PROBLEM DESCRIPTION: Copy out the entries below in full and exactly.

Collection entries

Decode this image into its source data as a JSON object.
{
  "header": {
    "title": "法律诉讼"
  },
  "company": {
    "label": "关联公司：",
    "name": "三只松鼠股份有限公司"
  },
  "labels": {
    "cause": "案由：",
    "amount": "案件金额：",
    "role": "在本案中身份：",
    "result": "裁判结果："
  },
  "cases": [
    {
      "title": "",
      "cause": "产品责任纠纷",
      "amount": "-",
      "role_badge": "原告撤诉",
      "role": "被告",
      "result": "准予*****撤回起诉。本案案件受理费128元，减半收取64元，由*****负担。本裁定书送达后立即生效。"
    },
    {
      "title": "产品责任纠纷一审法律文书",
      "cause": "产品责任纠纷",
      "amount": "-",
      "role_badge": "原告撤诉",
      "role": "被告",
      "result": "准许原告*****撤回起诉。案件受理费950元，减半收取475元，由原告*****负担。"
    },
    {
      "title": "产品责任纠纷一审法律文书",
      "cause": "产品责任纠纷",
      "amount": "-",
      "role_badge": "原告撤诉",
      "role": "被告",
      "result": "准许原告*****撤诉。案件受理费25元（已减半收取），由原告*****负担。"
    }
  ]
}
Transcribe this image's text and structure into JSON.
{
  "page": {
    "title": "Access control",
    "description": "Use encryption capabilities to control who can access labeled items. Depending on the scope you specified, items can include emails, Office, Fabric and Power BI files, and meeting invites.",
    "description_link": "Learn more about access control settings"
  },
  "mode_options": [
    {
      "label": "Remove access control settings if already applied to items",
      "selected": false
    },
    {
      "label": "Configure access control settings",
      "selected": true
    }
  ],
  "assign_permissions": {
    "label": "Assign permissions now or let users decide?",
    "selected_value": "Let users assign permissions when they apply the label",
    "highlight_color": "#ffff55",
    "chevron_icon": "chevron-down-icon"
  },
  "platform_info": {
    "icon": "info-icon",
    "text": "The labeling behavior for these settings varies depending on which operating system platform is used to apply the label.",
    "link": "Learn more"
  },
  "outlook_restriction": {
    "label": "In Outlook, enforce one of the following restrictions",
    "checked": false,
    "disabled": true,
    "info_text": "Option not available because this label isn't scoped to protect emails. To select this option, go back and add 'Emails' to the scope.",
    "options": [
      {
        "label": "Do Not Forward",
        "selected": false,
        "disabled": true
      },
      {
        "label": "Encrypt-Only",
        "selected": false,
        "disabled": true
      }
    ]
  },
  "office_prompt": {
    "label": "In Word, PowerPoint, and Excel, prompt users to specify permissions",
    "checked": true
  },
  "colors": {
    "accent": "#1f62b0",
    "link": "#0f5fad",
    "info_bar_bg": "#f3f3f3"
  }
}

SOLUTION FOR THIS PROBLEM:
Decode this image into its source data as a JSON object.
{
  "header": {
    "title": "法律诉讼"
  },
  "company": {
    "label": "关联公司：",
    "name": "三只松鼠股份有限公司"
  },
  "labels": {
    "cause": "案由：",
    "amount": "案件金额：",
    "role": "在本案中身份：",
    "result": "裁判结果："
  },
  "cases": [
    {
      "title": "",
      "cause": "产品责任纠纷",
      "amount": "-",
      "role_badge": "原告撤诉",
      "role": "被告",
      "result": "准予*****撤回起诉。本案案件受理费128元，减半收取64元，由*****负担。本裁定书送达后立即生效。"
    },
    {
      "title": "产品责任纠纷一审法律文书",
      "cause": "产品责任纠纷",
      "amount": "-",
      "role_badge": "原告撤诉",
      "role": "被告",
      "result": "准许原告*****撤回起诉。案件受理费950元，减半收取475元，由原告*****负担。"
    },
    {
      "title": "产品责任纠纷一审法律文书",
      "cause": "产品责任纠纷",
      "amount": "-",
      "role_badge": "原告撤诉",
      "role": "被告",
      "result": "准许原告*****撤诉。案件受理费25元（已减半收取），由原告*****负担。"
    }
  ]
}
Transcribe this image's text and structure into JSON.
{
  "page": {
    "title": "Access control",
    "description": "Use encryption capabilities to control who can access labeled items. Depending on the scope you specified, items can include emails, Office, Fabric and Power BI files, and meeting invites.",
    "description_link": "Learn more about access control settings"
  },
  "mode_options": [
    {
      "label": "Remove access control settings if already applied to items",
      "selected": false
    },
    {
      "label": "Configure access control settings",
      "selected": true
    }
  ],
  "assign_permissions": {
    "label": "Assign permissions now or let users decide?",
    "selected_value": "Let users assign permissions when they apply the label",
    "highlight_color": "#ffff55",
    "chevron_icon": "chevron-down-icon"
  },
  "platform_info": {
    "icon": "info-icon",
    "text": "The labeling behavior for these settings varies depending on which operating system platform is used to apply the label.",
    "link": "Learn more"
  },
  "outlook_restriction": {
    "label": "In Outlook, enforce one of the following restrictions",
    "checked": false,
    "disabled": true,
    "info_text": "Option not available because this label isn't scoped to protect emails. To select this option, go back and add 'Emails' to the scope.",
    "options": [
      {
        "label": "Do Not Forward",
        "selected": false,
        "disabled": true
      },
      {
        "label": "Encrypt-Only",
        "selected": false,
        "disabled": true
      }
    ]
  },
  "office_prompt": {
    "label": "In Word, PowerPoint, and Excel, prompt users to specify permissions",
    "checked": true
  },
  "colors": {
    "accent": "#1f62b0",
    "link": "#0f5fad",
    "info_bar_bg": "#f3f3f3"
  }
}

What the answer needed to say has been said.